--- start ---

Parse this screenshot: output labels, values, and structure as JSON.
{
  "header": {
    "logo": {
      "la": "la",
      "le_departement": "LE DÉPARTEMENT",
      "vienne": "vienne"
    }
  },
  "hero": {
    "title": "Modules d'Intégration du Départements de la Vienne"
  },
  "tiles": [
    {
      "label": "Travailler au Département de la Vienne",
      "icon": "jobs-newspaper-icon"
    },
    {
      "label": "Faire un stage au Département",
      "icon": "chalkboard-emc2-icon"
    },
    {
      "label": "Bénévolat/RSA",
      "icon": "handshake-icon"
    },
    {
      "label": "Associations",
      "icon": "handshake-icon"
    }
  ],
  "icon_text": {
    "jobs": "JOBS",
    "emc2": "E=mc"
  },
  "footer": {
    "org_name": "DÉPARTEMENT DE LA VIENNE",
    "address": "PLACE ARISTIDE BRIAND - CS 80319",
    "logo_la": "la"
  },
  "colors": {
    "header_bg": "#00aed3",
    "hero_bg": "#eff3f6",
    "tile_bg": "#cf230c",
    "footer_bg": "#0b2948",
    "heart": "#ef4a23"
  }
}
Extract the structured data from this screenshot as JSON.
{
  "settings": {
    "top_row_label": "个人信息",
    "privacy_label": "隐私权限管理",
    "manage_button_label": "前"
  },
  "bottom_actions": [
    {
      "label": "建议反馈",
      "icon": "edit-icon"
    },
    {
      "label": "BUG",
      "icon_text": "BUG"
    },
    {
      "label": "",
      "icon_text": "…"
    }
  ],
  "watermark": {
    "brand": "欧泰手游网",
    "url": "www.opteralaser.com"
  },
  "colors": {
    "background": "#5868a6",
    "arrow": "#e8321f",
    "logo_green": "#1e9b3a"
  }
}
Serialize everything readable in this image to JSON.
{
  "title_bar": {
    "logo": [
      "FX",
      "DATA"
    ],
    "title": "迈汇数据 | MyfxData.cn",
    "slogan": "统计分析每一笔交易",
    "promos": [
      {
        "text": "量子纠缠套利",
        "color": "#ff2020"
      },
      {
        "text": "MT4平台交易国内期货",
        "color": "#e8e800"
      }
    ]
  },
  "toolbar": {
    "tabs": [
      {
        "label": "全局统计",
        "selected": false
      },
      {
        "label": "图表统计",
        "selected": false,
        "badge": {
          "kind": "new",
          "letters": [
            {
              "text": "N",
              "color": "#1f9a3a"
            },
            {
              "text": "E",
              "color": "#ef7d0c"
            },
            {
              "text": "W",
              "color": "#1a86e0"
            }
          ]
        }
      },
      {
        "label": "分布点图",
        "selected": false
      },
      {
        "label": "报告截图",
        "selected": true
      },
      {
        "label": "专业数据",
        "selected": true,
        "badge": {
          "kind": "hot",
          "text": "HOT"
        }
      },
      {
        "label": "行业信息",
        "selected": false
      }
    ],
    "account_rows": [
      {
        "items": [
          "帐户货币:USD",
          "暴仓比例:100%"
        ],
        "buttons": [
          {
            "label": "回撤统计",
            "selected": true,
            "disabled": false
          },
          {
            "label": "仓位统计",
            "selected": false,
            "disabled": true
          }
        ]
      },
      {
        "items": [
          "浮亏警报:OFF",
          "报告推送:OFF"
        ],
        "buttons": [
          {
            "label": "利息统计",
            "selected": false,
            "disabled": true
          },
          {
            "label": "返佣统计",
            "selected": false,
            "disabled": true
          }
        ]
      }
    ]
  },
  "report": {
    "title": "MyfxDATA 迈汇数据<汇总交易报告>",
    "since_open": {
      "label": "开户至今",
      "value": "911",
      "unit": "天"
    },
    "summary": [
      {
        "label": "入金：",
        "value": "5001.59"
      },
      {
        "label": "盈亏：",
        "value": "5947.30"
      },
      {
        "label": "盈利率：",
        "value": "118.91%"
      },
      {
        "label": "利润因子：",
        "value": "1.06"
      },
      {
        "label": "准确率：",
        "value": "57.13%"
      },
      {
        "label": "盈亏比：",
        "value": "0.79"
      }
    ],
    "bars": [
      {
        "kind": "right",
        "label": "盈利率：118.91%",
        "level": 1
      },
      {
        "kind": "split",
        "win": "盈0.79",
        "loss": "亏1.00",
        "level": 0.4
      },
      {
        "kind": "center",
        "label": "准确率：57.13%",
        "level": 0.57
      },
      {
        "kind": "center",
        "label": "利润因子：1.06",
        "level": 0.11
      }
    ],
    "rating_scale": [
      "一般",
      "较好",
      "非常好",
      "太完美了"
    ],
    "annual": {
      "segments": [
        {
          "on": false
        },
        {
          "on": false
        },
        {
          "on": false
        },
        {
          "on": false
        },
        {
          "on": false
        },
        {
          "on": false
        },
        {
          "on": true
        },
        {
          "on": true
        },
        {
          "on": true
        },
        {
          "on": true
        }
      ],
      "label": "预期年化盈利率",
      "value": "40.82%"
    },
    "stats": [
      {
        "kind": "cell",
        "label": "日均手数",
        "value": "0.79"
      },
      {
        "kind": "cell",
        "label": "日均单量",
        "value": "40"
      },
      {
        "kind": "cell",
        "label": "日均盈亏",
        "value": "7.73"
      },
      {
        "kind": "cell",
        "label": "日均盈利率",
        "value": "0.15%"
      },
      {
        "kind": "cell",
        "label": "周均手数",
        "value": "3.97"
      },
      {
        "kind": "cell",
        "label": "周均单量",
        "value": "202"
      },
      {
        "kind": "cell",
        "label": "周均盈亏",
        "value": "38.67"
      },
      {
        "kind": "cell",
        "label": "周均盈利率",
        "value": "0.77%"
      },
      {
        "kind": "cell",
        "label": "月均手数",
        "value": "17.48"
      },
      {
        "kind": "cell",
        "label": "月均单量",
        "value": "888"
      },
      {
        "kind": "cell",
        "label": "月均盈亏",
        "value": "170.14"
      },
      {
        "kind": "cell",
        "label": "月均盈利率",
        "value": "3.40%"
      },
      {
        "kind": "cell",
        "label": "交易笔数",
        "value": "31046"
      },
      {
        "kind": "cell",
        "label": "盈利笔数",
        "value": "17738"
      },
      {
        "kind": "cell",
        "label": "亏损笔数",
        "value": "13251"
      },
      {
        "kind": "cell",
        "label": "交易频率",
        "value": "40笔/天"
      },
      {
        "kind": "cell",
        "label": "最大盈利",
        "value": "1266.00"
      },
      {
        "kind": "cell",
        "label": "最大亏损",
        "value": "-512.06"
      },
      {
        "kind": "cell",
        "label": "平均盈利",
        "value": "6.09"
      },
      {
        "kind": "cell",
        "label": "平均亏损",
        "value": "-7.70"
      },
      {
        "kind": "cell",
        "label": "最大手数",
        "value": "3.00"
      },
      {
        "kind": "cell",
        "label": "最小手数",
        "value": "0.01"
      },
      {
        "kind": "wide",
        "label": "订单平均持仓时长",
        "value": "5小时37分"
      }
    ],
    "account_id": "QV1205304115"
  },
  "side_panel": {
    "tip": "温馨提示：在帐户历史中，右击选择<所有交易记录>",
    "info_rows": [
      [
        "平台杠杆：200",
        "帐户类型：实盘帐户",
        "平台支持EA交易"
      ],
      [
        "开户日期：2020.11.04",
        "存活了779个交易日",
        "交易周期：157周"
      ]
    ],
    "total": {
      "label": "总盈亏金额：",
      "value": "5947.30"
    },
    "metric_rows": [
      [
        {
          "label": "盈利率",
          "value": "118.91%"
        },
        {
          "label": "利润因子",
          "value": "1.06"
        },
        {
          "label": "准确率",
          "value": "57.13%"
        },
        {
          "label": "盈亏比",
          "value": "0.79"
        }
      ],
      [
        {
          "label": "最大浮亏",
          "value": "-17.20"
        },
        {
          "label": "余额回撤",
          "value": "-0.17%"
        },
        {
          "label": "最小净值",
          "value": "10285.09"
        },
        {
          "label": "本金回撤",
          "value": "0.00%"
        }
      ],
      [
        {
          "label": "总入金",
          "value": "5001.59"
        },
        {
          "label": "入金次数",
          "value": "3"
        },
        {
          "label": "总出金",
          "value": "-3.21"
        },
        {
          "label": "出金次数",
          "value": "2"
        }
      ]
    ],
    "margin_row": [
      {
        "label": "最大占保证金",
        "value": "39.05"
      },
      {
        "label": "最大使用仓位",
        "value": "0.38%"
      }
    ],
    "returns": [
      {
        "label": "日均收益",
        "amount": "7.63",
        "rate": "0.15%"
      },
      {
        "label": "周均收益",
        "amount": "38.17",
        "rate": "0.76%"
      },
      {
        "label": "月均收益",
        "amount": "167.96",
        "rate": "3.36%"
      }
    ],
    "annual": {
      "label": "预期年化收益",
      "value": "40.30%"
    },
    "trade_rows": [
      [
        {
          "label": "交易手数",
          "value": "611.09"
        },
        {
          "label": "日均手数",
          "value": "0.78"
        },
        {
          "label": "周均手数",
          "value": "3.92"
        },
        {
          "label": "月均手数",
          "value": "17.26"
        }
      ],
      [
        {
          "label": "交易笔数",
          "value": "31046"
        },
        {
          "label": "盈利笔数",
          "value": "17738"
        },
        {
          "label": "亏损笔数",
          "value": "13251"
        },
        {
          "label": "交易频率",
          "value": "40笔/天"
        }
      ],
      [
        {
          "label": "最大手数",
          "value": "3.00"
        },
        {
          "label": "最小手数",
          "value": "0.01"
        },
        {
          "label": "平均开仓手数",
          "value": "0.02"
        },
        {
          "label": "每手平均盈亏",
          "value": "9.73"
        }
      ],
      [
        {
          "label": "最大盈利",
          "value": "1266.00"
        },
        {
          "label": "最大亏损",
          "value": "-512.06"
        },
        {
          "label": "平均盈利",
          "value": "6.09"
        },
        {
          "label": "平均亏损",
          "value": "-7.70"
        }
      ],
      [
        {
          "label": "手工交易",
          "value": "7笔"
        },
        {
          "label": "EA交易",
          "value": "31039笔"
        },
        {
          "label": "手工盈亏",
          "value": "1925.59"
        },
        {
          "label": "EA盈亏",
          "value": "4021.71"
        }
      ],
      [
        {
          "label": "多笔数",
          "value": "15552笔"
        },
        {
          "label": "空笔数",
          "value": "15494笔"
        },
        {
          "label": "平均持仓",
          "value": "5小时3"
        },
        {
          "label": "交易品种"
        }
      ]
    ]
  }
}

--- end ---

* _PROBLEM TO WORK ON_
Gather, from the listing above, every line carrying the word "JSON".

* _RESPONSE TO THIS TASK_
Parse this screenshot: output labels, values, and structure as JSON.
Extract the structured data from this screenshot as JSON.
Serialize everything readable in this image to JSON.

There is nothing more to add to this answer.